======== RECORD LIST

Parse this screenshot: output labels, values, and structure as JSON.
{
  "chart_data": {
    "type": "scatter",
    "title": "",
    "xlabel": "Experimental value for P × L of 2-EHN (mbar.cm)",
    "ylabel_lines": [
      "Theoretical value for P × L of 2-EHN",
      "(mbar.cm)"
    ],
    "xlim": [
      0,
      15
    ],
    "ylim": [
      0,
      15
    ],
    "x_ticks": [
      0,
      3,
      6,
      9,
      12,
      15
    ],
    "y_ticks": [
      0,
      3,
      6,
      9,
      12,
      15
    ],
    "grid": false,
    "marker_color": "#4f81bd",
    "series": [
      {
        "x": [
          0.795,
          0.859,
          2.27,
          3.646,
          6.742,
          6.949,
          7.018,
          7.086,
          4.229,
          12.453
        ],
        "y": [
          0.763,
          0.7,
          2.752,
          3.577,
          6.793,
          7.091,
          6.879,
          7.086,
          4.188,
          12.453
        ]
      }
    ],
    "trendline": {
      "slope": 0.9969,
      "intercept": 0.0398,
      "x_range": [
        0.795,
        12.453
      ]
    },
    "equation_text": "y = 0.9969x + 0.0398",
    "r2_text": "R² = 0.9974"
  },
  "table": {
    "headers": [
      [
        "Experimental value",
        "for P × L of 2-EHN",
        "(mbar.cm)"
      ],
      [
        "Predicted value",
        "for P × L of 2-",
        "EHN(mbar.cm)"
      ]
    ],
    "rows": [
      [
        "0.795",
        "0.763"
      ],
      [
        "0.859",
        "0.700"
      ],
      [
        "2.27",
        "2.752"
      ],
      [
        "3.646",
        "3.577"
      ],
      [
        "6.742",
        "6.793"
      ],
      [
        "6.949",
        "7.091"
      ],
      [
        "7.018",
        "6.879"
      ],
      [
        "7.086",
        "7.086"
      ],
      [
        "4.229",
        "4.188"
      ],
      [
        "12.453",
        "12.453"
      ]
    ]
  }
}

================
======== RECORD LIST

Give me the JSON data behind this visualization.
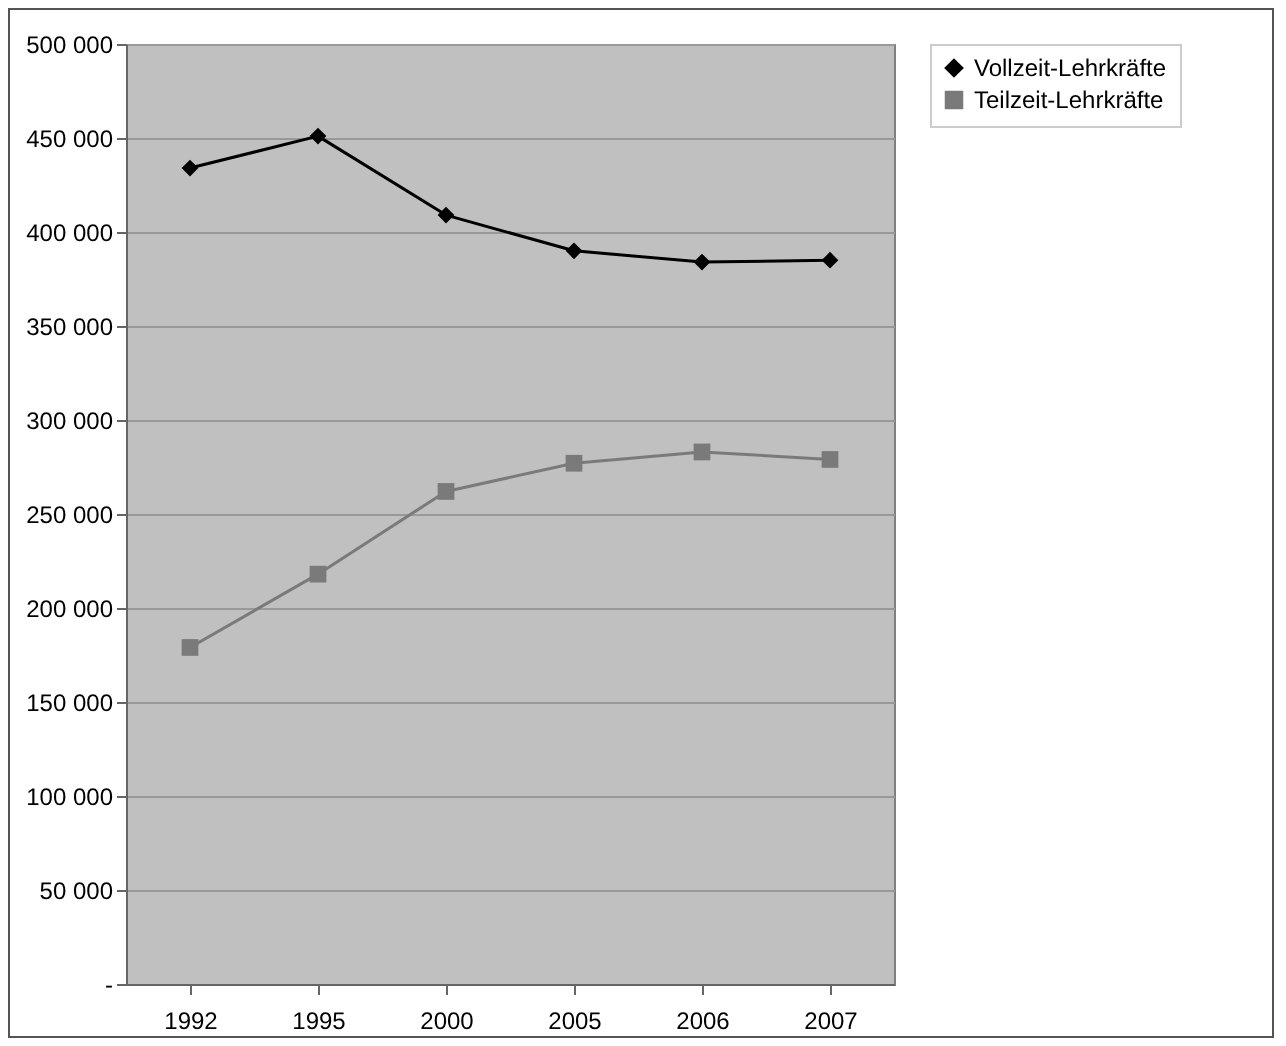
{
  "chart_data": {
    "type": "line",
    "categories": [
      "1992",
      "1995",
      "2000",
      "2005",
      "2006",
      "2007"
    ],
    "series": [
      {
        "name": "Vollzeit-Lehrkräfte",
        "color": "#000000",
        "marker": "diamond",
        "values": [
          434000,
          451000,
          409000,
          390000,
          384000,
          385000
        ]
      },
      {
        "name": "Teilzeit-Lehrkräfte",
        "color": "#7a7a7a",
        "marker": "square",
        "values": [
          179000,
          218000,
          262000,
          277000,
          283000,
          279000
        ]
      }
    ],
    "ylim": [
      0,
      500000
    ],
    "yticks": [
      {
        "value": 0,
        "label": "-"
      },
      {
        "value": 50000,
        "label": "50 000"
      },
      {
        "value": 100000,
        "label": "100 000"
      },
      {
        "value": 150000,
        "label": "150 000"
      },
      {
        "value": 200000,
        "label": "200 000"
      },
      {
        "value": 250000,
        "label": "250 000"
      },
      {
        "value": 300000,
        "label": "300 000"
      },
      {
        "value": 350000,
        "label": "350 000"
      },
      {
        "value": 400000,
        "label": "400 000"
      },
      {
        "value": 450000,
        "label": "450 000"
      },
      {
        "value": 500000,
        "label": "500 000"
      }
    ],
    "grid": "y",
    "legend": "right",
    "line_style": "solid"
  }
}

================

> _TASK STATEMENT_: In the listing, find every line with the word "JSON" and state how many there are, nothing more.

> _ANSWER TO THE TASK_: 2